Task goal
Here are some records; copy every line that holds the word "numa".

-- Input data start --

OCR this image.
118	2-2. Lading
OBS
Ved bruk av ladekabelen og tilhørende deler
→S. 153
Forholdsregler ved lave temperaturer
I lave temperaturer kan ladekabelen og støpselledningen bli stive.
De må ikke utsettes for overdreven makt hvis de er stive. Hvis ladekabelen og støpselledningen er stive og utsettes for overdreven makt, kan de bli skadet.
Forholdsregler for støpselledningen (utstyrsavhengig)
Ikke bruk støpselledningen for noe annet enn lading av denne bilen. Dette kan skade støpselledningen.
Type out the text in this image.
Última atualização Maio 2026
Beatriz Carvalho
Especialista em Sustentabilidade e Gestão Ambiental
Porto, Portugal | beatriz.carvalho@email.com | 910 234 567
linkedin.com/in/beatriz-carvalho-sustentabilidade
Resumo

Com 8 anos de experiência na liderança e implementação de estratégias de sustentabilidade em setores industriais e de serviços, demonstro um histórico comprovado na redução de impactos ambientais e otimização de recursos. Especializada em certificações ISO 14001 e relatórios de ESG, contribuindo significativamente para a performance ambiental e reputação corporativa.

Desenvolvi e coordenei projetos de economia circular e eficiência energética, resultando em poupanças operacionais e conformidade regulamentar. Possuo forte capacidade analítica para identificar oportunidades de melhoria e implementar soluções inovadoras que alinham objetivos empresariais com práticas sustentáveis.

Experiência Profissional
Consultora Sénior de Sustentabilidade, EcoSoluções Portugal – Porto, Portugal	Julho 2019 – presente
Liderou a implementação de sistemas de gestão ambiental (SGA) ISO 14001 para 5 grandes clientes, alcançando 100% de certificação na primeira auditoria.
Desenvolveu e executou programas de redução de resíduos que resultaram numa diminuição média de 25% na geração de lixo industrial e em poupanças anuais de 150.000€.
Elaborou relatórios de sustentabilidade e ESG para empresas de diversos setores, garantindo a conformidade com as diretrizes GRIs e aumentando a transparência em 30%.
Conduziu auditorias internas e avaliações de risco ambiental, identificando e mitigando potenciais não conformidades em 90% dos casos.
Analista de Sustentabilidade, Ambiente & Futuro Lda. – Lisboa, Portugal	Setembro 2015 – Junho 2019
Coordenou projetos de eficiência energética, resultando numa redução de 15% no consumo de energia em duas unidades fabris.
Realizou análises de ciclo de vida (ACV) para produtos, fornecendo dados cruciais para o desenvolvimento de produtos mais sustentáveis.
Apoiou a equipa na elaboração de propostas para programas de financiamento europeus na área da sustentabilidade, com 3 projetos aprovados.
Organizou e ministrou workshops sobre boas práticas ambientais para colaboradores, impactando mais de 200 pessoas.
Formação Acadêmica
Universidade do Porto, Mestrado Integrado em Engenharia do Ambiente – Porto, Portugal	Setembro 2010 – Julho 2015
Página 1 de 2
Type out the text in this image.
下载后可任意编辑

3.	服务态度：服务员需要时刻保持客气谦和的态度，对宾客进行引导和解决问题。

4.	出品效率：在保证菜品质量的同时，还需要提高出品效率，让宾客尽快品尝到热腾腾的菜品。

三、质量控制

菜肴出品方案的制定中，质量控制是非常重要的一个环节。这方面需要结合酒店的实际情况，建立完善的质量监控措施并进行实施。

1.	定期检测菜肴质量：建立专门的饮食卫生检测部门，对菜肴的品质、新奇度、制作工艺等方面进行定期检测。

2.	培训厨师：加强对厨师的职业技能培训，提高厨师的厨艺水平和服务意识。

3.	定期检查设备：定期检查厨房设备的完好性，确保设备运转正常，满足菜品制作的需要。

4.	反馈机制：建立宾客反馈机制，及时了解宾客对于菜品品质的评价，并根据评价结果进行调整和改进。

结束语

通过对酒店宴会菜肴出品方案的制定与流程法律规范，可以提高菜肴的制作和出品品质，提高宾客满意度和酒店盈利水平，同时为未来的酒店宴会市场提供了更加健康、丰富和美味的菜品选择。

-- Input data end --

The solution
Desenvolveu e executou programas de redução de resíduos que resultaram numa diminuição média de 25% na geração de lixo industrial e em poupanças anuais de 150.000€.
Coordenou projetos de eficiência energética, resultando numa redução de 15% no consumo de energia em duas unidades fabris.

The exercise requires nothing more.